Exercise materials:
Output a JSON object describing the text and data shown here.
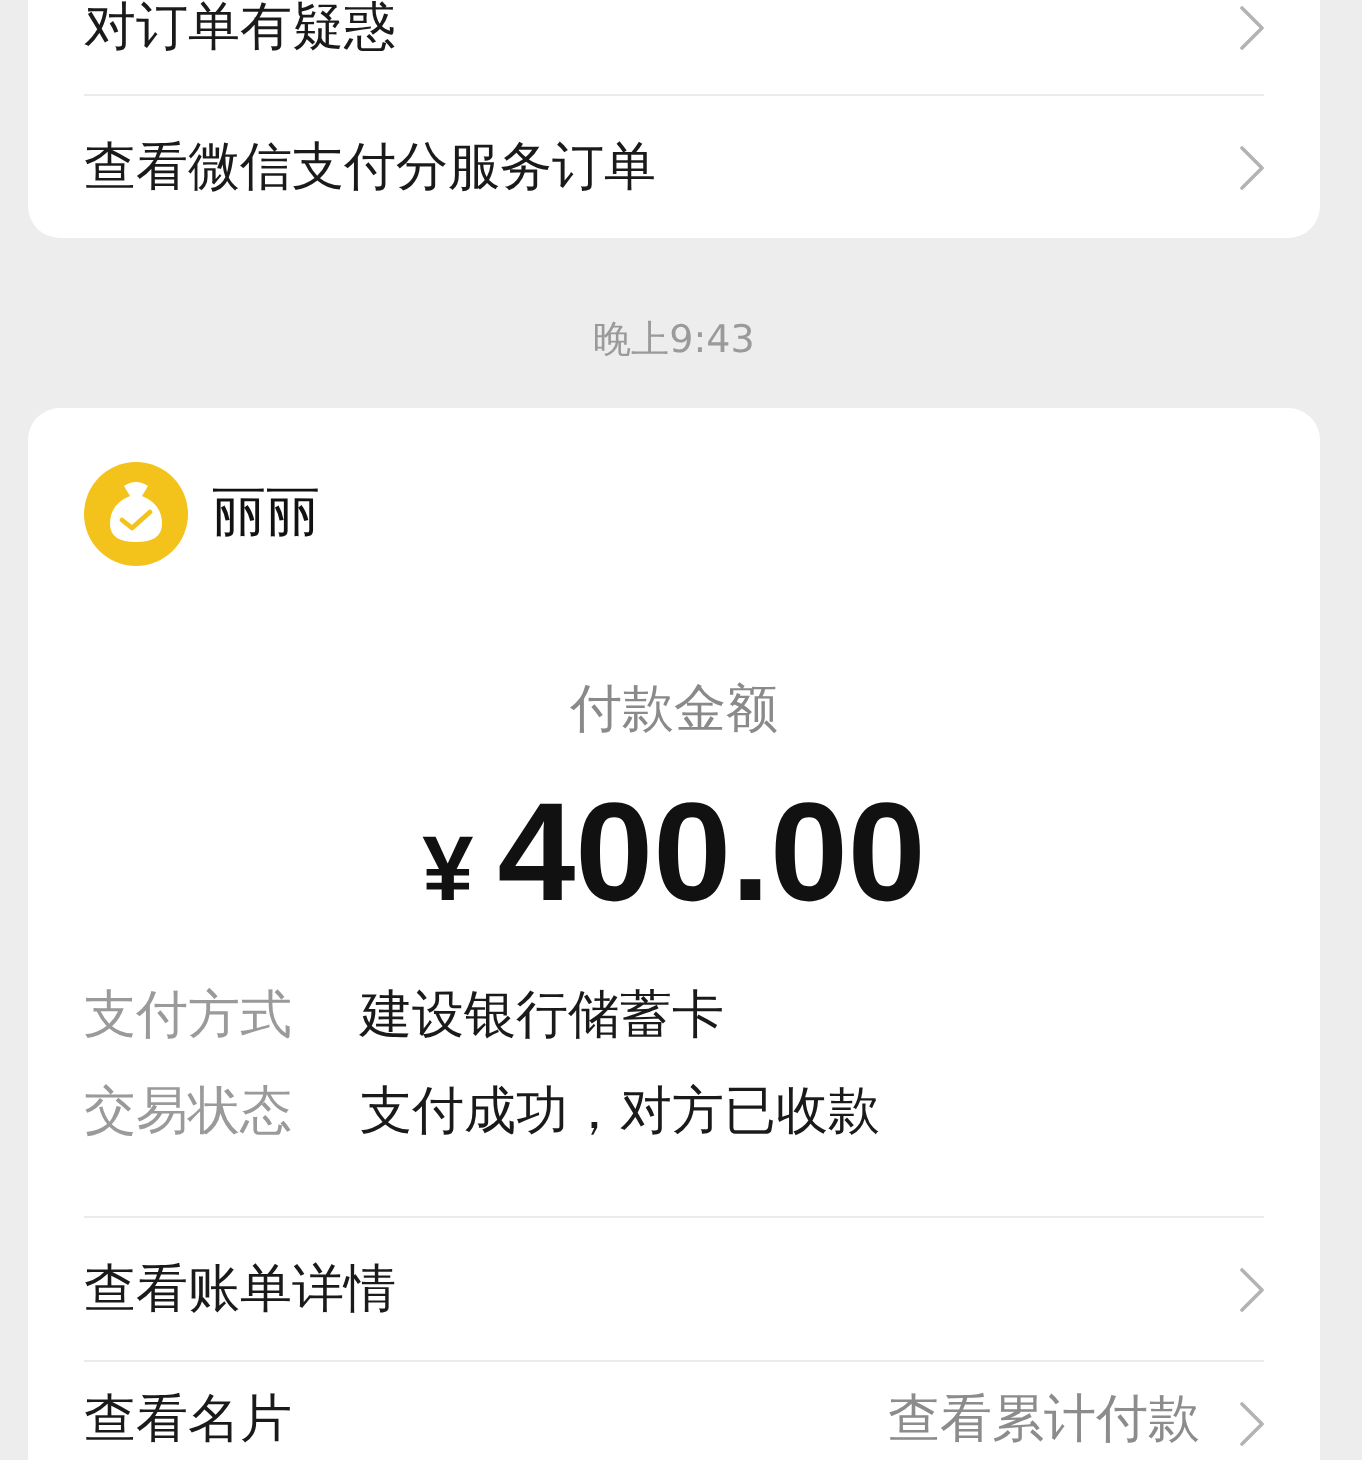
{
  "order_help_card": {
    "rows": [
      {
        "label": "对订单有疑惑"
      },
      {
        "label": "查看微信支付分服务订单"
      }
    ]
  },
  "timestamp": "晚上9:43",
  "payment_card": {
    "payee": {
      "name": "丽丽"
    },
    "amount_label": "付款金额",
    "currency": "¥",
    "amount": "400.00",
    "details": [
      {
        "label": "支付方式",
        "value": "建设银行储蓄卡"
      },
      {
        "label": "交易状态",
        "value": "支付成功，对方已收款"
      }
    ],
    "links": [
      {
        "label": "查看账单详情"
      },
      {
        "label": "查看名片",
        "secondary": "查看累计付款"
      }
    ]
  }
}
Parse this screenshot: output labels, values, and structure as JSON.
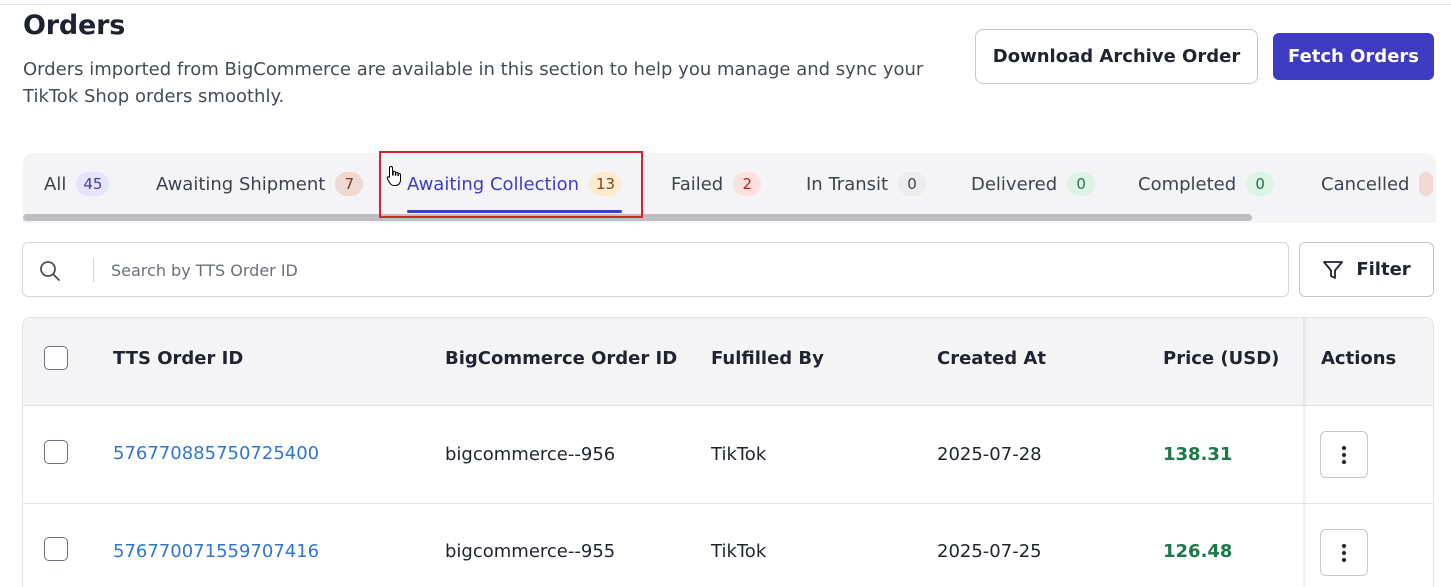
{
  "header": {
    "title": "Orders",
    "description": "Orders imported from BigCommerce are available in this section to help you manage and sync your TikTok Shop orders smoothly.",
    "download_label": "Download Archive Order",
    "fetch_label": "Fetch Orders"
  },
  "tabs": [
    {
      "label": "All",
      "count": "45",
      "color": "purple"
    },
    {
      "label": "Awaiting Shipment",
      "count": "7",
      "color": "brown"
    },
    {
      "label": "Awaiting Collection",
      "count": "13",
      "color": "orange",
      "active": true
    },
    {
      "label": "Failed",
      "count": "2",
      "color": "red"
    },
    {
      "label": "In Transit",
      "count": "0",
      "color": "gray"
    },
    {
      "label": "Delivered",
      "count": "0",
      "color": "green"
    },
    {
      "label": "Completed",
      "count": "0",
      "color": "green"
    },
    {
      "label": "Cancelled",
      "count": "",
      "color": "brown"
    }
  ],
  "search": {
    "placeholder": "Search by TTS Order ID",
    "value": ""
  },
  "filter_label": "Filter",
  "table": {
    "columns": [
      "TTS Order ID",
      "BigCommerce Order ID",
      "Fulfilled By",
      "Created At",
      "Price (USD)",
      "Actions"
    ],
    "rows": [
      {
        "tts_id": "576770885750725400",
        "bc_id": "bigcommerce--956",
        "fulfilled_by": "TikTok",
        "created_at": "2025-07-28",
        "price": "138.31"
      },
      {
        "tts_id": "576770071559707416",
        "bc_id": "bigcommerce--955",
        "fulfilled_by": "TikTok",
        "created_at": "2025-07-25",
        "price": "126.48"
      }
    ]
  },
  "colors": {
    "primary": "#3f3ac2",
    "link": "#2f76d2",
    "price": "#1a7a46",
    "highlight": "#d8232a"
  }
}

Stated problem:
Using the material above, gather every line that includes "JSON".

Result of this exercise:
Output a JSON object describing the text and data shown here.
Parse this screenshot: output labels, values, and structure as JSON.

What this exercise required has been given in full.